What to work on: Wherever "this" appears in a line, copy that line.
* begin Records provided *
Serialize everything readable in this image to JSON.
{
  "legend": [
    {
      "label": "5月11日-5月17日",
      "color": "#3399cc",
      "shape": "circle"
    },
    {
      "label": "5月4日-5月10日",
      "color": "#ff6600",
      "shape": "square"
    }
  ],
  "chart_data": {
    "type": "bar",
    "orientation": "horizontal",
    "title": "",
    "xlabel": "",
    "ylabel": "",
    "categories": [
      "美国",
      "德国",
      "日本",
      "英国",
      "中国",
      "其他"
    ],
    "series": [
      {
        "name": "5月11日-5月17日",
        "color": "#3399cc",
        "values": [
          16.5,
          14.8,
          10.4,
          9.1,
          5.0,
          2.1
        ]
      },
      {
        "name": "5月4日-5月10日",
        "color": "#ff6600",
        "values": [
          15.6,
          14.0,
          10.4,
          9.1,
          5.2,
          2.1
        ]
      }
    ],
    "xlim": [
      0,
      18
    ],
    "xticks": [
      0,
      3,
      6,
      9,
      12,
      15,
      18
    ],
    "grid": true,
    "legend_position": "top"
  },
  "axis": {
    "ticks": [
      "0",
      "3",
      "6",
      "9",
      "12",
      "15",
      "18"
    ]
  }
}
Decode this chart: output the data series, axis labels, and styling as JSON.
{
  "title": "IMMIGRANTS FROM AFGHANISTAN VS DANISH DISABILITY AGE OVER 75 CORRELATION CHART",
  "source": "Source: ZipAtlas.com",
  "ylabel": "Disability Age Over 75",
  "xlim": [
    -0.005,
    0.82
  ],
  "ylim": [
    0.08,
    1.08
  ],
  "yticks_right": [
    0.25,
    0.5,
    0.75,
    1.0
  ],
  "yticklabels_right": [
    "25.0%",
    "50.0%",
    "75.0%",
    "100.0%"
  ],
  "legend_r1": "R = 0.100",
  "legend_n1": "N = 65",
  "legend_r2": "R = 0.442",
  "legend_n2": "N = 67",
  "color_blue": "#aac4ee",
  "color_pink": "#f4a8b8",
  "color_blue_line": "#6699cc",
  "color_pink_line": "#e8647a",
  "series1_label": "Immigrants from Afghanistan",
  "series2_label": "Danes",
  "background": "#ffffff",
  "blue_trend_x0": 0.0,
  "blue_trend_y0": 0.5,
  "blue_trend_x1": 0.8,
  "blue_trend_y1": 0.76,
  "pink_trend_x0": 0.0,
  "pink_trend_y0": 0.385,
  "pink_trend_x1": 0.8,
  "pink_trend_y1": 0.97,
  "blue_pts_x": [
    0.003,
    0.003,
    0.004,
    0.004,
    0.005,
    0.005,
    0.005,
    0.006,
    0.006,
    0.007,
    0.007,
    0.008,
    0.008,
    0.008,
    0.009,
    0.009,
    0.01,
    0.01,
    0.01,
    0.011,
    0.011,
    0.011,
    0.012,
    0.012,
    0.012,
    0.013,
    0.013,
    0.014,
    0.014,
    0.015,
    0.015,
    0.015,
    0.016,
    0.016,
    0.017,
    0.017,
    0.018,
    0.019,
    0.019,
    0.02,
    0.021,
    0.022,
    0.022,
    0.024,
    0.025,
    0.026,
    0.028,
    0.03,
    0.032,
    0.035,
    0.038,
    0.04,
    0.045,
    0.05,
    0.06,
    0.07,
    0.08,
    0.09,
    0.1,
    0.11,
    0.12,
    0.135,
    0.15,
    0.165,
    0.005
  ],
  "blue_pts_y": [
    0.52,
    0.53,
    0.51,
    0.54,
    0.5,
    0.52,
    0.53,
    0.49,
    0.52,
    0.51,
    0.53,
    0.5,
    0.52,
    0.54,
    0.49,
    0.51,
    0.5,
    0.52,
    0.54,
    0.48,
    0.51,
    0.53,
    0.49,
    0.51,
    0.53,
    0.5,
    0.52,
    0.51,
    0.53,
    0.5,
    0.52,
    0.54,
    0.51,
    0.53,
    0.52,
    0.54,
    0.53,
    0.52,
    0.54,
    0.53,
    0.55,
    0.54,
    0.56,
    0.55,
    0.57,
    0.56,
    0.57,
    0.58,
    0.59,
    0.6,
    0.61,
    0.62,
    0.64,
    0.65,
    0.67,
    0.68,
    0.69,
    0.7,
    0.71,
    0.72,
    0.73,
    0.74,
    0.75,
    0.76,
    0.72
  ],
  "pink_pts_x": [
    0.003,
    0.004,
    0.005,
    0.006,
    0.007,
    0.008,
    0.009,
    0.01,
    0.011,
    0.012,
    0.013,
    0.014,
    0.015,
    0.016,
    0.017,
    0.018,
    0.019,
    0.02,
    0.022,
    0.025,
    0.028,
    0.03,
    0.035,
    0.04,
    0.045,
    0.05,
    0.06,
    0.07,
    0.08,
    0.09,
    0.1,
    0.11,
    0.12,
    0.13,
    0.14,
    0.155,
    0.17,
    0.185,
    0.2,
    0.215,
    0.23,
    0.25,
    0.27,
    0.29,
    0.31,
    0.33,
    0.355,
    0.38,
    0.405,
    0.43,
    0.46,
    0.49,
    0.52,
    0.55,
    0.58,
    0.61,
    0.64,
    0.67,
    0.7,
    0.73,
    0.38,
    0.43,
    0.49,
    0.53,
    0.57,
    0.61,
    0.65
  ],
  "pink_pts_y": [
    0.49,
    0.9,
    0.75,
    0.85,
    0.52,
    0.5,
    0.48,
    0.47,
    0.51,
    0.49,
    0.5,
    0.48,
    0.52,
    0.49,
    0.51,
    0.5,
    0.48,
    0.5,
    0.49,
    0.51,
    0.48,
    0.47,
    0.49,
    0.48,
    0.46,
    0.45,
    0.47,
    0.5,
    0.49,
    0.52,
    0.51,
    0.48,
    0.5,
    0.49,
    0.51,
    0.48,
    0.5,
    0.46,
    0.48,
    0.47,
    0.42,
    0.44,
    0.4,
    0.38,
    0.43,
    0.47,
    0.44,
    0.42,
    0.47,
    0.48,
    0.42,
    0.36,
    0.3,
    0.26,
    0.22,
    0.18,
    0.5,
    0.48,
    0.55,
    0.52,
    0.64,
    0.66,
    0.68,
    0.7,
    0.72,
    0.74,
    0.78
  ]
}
* end Records provided *
Solution to the exercise:
Serialize everything readable in this image to JSON.
Decode this chart: output the data series, axis labels, and styling as JSON.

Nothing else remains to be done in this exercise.